Given task: Render every line of the entries below as one numbered list, omitting any blank lines.

[Dataset rows]
━━━━━━━━━━━━━━━━━━━━
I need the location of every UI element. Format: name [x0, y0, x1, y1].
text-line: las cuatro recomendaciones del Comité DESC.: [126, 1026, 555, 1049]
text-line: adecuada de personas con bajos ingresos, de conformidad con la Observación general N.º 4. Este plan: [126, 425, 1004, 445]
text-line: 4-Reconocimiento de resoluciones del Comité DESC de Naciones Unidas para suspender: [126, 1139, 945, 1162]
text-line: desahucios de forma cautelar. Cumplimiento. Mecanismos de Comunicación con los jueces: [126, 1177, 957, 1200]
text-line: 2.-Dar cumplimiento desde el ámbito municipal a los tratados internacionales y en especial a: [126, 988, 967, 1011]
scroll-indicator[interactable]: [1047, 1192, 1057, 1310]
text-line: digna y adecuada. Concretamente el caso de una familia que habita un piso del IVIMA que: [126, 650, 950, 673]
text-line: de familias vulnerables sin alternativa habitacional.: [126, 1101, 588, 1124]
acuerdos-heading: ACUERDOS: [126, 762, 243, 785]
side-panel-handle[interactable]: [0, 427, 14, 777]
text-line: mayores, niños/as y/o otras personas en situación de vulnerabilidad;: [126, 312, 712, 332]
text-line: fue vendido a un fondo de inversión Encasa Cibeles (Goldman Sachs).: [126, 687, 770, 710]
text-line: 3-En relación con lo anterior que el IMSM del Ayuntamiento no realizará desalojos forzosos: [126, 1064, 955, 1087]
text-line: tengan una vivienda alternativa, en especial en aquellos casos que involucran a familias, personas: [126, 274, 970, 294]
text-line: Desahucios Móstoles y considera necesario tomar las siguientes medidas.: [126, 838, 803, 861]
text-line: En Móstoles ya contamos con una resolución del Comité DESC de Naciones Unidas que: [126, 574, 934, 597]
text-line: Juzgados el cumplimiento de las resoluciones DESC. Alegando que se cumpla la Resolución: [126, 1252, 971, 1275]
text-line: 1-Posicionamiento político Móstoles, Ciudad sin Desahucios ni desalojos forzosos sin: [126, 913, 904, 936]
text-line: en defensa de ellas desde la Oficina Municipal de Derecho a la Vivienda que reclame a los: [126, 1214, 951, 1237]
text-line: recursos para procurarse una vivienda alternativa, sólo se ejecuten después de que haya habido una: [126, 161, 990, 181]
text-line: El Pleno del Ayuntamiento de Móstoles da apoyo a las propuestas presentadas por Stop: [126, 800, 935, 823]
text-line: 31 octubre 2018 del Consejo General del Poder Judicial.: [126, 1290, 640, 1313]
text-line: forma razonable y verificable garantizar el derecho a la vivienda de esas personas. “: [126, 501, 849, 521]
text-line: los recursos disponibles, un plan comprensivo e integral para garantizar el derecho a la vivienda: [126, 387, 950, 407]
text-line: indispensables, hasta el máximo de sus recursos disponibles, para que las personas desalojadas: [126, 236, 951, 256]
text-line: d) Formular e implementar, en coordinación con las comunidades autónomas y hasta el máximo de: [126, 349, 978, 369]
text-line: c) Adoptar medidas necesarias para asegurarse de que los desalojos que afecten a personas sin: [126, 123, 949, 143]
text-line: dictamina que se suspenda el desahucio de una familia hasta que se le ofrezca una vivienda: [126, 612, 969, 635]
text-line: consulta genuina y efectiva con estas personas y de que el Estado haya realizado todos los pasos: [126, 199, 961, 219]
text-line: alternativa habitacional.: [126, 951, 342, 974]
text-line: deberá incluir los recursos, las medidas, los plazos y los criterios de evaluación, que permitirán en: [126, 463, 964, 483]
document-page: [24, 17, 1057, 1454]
━━━━━━━━━━━━━━━━━━━━
The completed task:
1. I need the location of every UI element. Format: name [x0, y0, x1, y1].
2. text-line: las cuatro recomendaciones del Comité DESC.: [126, 1026, 555, 1049]
3. text-line: adecuada de personas con bajos ingresos, de conformidad con la Observación general N.º 4. Este plan: [126, 425, 1004, 445]
4. text-line: 4-Reconocimiento de resoluciones del Comité DESC de Naciones Unidas para suspender: [126, 1139, 945, 1162]
5. text-line: desahucios de forma cautelar. Cumplimiento. Mecanismos de Comunicación con los jueces: [126, 1177, 957, 1200]
6. text-line: 2.-Dar cumplimiento desde el ámbito municipal a los tratados internacionales y en especial a: [126, 988, 967, 1011]
7. scroll-indicator[interactable]: [1047, 1192, 1057, 1310]
8. text-line: digna y adecuada. Concretamente el caso de una familia que habita un piso del IVIMA que: [126, 650, 950, 673]
9. text-line: de familias vulnerables sin alternativa habitacional.: [126, 1101, 588, 1124]
10. acuerdos-heading: ACUERDOS: [126, 762, 243, 785]
11. side-panel-handle[interactable]: [0, 427, 14, 777]
12. text-line: mayores, niños/as y/o otras personas en situación de vulnerabilidad;: [126, 312, 712, 332]
13. text-line: fue vendido a un fondo de inversión Encasa Cibeles (Goldman Sachs).: [126, 687, 770, 710]
14. text-line: 3-En relación con lo anterior que el IMSM del Ayuntamiento no realizará desalojos forzosos: [126, 1064, 955, 1087]
15. text-line: tengan una vivienda alternativa, en especial en aquellos casos que involucran a familias, personas: [126, 274, 970, 294]
16. text-line: Desahucios Móstoles y considera necesario tomar las siguientes medidas.: [126, 838, 803, 861]
17. text-line: En Móstoles ya contamos con una resolución del Comité DESC de Naciones Unidas que: [126, 574, 934, 597]
18. text-line: Juzgados el cumplimiento de las resoluciones DESC. Alegando que se cumpla la Resolución: [126, 1252, 971, 1275]
19. text-line: 1-Posicionamiento político Móstoles, Ciudad sin Desahucios ni desalojos forzosos sin: [126, 913, 904, 936]
20. text-line: en defensa de ellas desde la Oficina Municipal de Derecho a la Vivienda que reclame a los: [126, 1214, 951, 1237]
21. text-line: recursos para procurarse una vivienda alternativa, sólo se ejecuten después de que haya habido una: [126, 161, 990, 181]
22. text-line: El Pleno del Ayuntamiento de Móstoles da apoyo a las propuestas presentadas por Stop: [126, 800, 935, 823]
23. text-line: 31 octubre 2018 del Consejo General del Poder Judicial.: [126, 1290, 640, 1313]
24. text-line: forma razonable y verificable garantizar el derecho a la vivienda de esas personas. “: [126, 501, 849, 521]
25. text-line: los recursos disponibles, un plan comprensivo e integral para garantizar el derecho a la vivienda: [126, 387, 950, 407]
26. text-line: indispensables, hasta el máximo de sus recursos disponibles, para que las personas desalojadas: [126, 236, 951, 256]
27. text-line: d) Formular e implementar, en coordinación con las comunidades autónomas y hasta el máximo de: [126, 349, 978, 369]
28. text-line: c) Adoptar medidas necesarias para asegurarse de que los desalojos que afecten a personas sin: [126, 123, 949, 143]
29. text-line: dictamina que se suspenda el desahucio de una familia hasta que se le ofrezca una vivienda: [126, 612, 969, 635]
30. text-line: consulta genuina y efectiva con estas personas y de que el Estado haya realizado todos los pasos: [126, 199, 961, 219]
31. text-line: alternativa habitacional.: [126, 951, 342, 974]
32. text-line: deberá incluir los recursos, las medidas, los plazos y los criterios de evaluación, que permitirán en: [126, 463, 964, 483]
33. document-page: [24, 17, 1057, 1454]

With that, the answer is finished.